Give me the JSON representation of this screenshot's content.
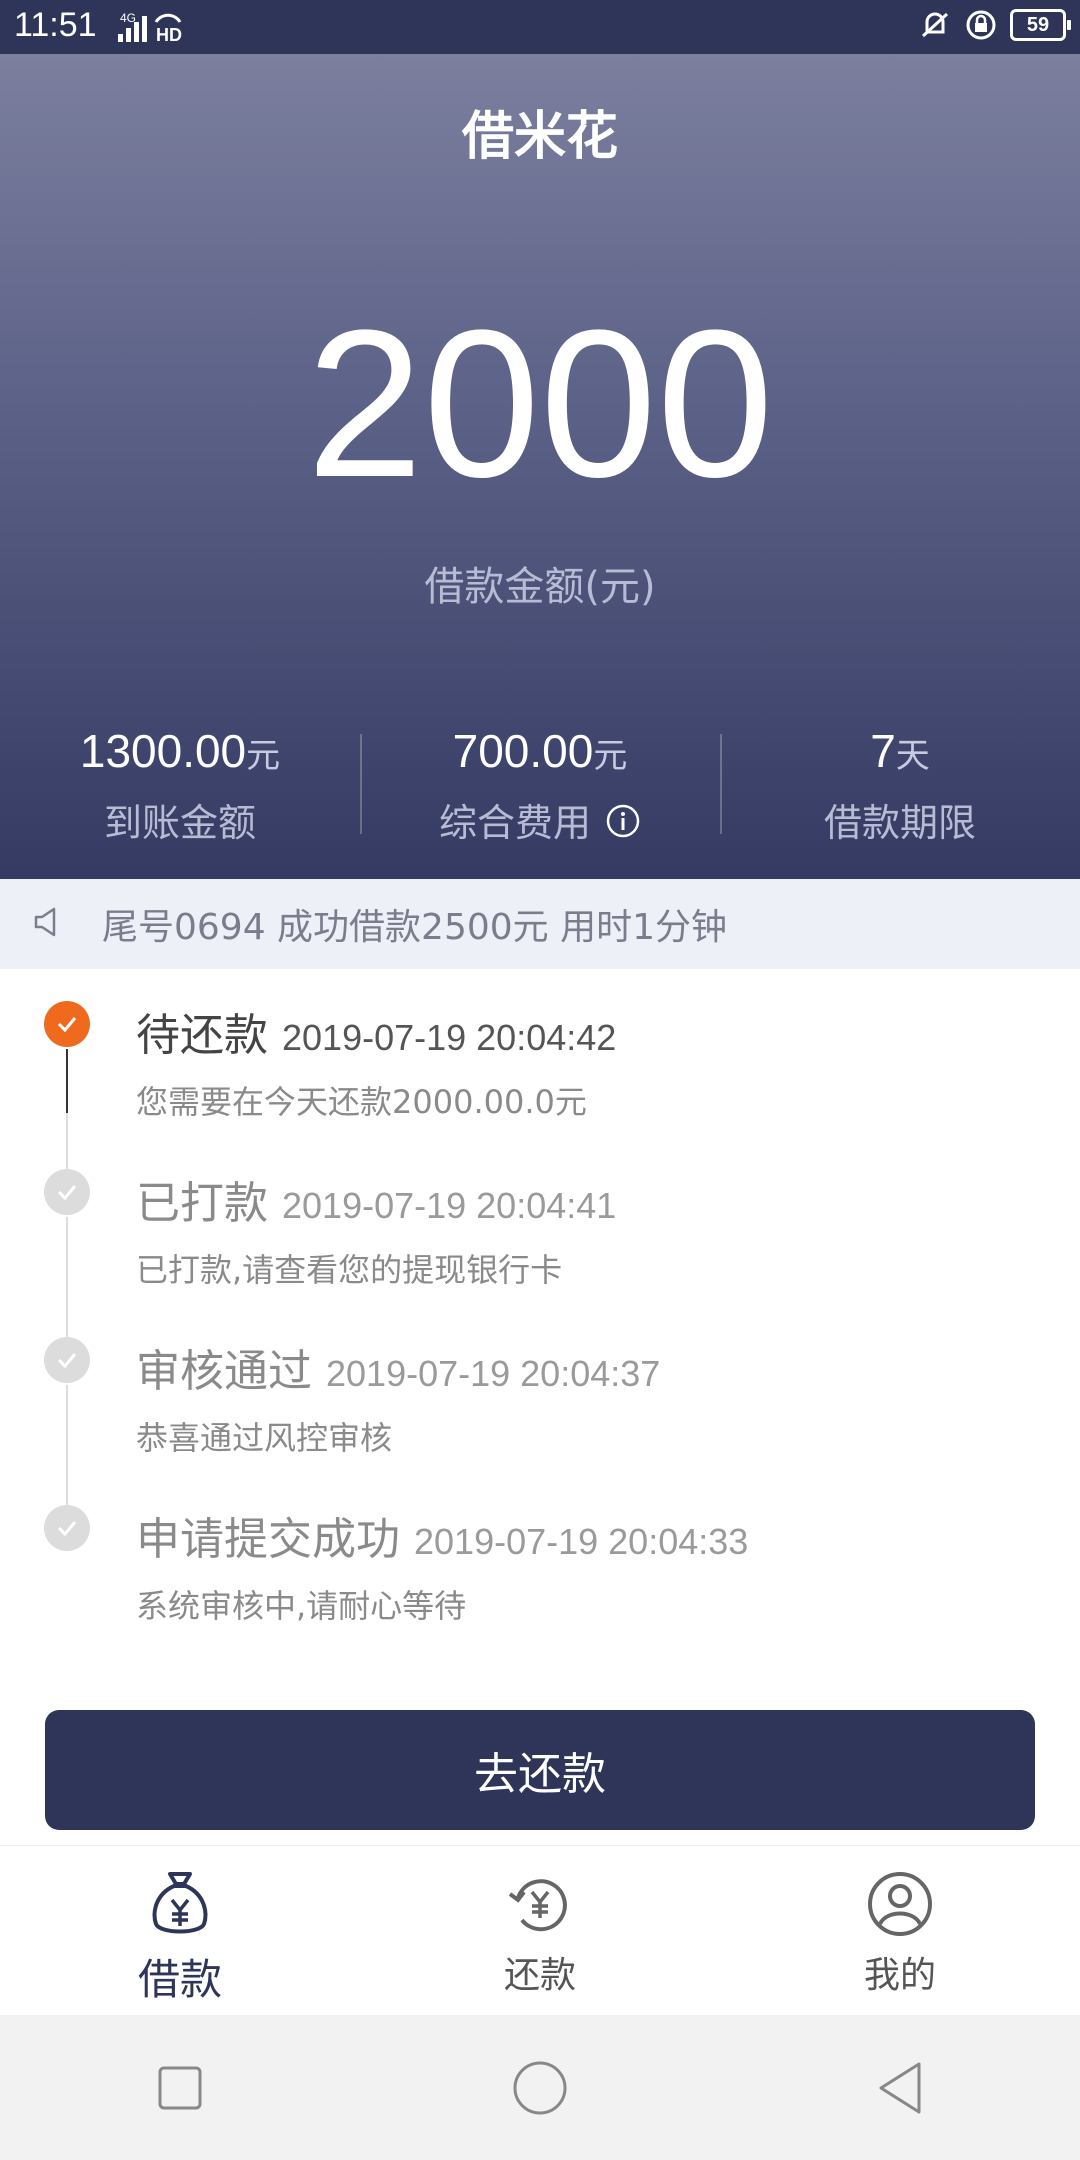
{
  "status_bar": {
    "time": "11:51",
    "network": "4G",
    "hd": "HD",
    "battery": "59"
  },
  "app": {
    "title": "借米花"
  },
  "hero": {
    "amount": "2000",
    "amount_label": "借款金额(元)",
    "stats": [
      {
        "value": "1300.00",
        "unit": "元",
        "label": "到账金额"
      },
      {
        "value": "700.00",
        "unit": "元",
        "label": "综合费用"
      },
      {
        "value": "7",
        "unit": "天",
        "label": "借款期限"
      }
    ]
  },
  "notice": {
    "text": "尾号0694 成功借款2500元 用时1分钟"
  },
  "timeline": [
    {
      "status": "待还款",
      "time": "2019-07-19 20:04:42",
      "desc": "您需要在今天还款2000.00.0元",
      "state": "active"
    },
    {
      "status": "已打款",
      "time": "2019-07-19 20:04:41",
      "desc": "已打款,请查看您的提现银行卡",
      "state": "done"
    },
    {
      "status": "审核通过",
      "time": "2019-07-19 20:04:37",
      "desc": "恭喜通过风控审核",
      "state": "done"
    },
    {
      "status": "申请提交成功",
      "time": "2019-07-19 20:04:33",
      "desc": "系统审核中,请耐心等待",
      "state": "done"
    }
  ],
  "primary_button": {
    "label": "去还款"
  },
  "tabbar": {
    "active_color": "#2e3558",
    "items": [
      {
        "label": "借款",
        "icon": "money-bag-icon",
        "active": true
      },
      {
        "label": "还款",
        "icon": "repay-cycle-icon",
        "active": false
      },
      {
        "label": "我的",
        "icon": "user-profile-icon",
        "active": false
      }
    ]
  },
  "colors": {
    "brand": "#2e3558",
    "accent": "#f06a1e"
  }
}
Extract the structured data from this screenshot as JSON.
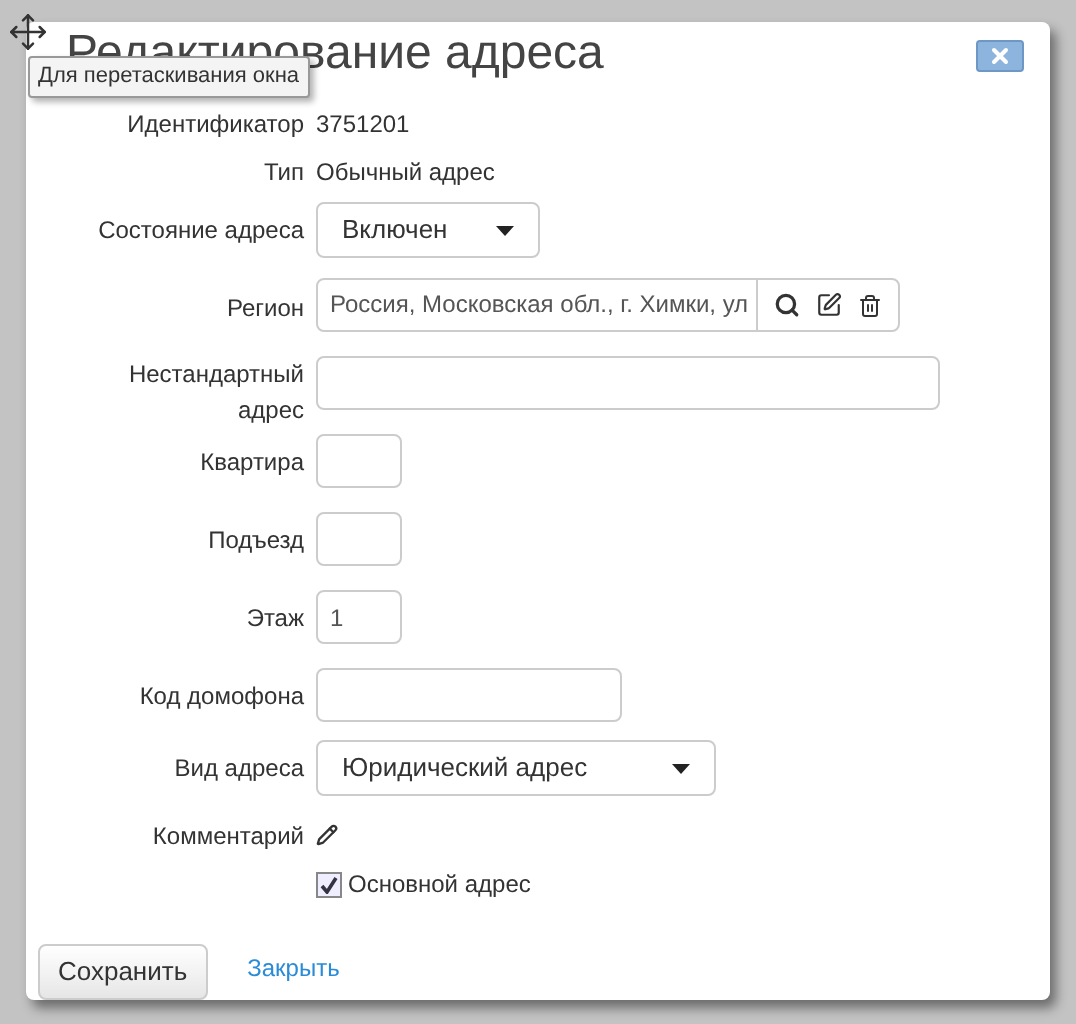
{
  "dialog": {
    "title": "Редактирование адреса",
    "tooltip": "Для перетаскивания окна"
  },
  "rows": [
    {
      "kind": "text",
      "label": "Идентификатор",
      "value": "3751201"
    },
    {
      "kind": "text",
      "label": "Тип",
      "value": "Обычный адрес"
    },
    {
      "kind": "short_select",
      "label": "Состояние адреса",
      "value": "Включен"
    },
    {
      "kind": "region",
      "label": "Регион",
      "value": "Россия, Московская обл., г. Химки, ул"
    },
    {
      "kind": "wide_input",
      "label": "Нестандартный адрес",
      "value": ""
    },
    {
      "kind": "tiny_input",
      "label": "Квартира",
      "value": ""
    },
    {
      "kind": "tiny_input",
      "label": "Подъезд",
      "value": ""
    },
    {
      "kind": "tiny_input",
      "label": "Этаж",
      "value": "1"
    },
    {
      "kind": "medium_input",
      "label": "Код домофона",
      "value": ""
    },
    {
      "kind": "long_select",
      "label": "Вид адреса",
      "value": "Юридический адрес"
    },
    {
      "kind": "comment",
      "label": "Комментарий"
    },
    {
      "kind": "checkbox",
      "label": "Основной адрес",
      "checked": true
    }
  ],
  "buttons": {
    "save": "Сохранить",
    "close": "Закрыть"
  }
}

* * * * * * * * *

# Do this:
Write the records out once more, exactly as they appear, with no pictures.

# Response to this task:
Give me the JSON representation of this screenshot's content.
{
  "status_bar": {
    "time": "11:51",
    "network": "4G",
    "hd": "HD",
    "battery": "59"
  },
  "app": {
    "title": "借米花"
  },
  "hero": {
    "amount": "2000",
    "amount_label": "借款金额(元)",
    "stats": [
      {
        "value": "1300.00",
        "unit": "元",
        "label": "到账金额"
      },
      {
        "value": "700.00",
        "unit": "元",
        "label": "综合费用"
      },
      {
        "value": "7",
        "unit": "天",
        "label": "借款期限"
      }
    ]
  },
  "notice": {
    "text": "尾号0694 成功借款2500元 用时1分钟"
  },
  "timeline": [
    {
      "status": "待还款",
      "time": "2019-07-19 20:04:42",
      "desc": "您需要在今天还款2000.00.0元",
      "state": "active"
    },
    {
      "status": "已打款",
      "time": "2019-07-19 20:04:41",
      "desc": "已打款,请查看您的提现银行卡",
      "state": "done"
    },
    {
      "status": "审核通过",
      "time": "2019-07-19 20:04:37",
      "desc": "恭喜通过风控审核",
      "state": "done"
    },
    {
      "status": "申请提交成功",
      "time": "2019-07-19 20:04:33",
      "desc": "系统审核中,请耐心等待",
      "state": "done"
    }
  ],
  "primary_button": {
    "label": "去还款"
  },
  "tabbar": {
    "active_color": "#2e3558",
    "items": [
      {
        "label": "借款",
        "icon": "money-bag-icon",
        "active": true
      },
      {
        "label": "还款",
        "icon": "repay-cycle-icon",
        "active": false
      },
      {
        "label": "我的",
        "icon": "user-profile-icon",
        "active": false
      }
    ]
  },
  "colors": {
    "brand": "#2e3558",
    "accent": "#f06a1e"
  }
}
Extract the structured data from this screenshot as JSON.
{
  "dialog": {
    "title": "Редактирование адреса",
    "tooltip": "Для перетаскивания окна"
  },
  "rows": [
    {
      "kind": "text",
      "label": "Идентификатор",
      "value": "3751201"
    },
    {
      "kind": "text",
      "label": "Тип",
      "value": "Обычный адрес"
    },
    {
      "kind": "short_select",
      "label": "Состояние адреса",
      "value": "Включен"
    },
    {
      "kind": "region",
      "label": "Регион",
      "value": "Россия, Московская обл., г. Химки, ул"
    },
    {
      "kind": "wide_input",
      "label": "Нестандартный адрес",
      "value": ""
    },
    {
      "kind": "tiny_input",
      "label": "Квартира",
      "value": ""
    },
    {
      "kind": "tiny_input",
      "label": "Подъезд",
      "value": ""
    },
    {
      "kind": "tiny_input",
      "label": "Этаж",
      "value": "1"
    },
    {
      "kind": "medium_input",
      "label": "Код домофона",
      "value": ""
    },
    {
      "kind": "long_select",
      "label": "Вид адреса",
      "value": "Юридический адрес"
    },
    {
      "kind": "comment",
      "label": "Комментарий"
    },
    {
      "kind": "checkbox",
      "label": "Основной адрес",
      "checked": true
    }
  ],
  "buttons": {
    "save": "Сохранить",
    "close": "Закрыть"
  }
}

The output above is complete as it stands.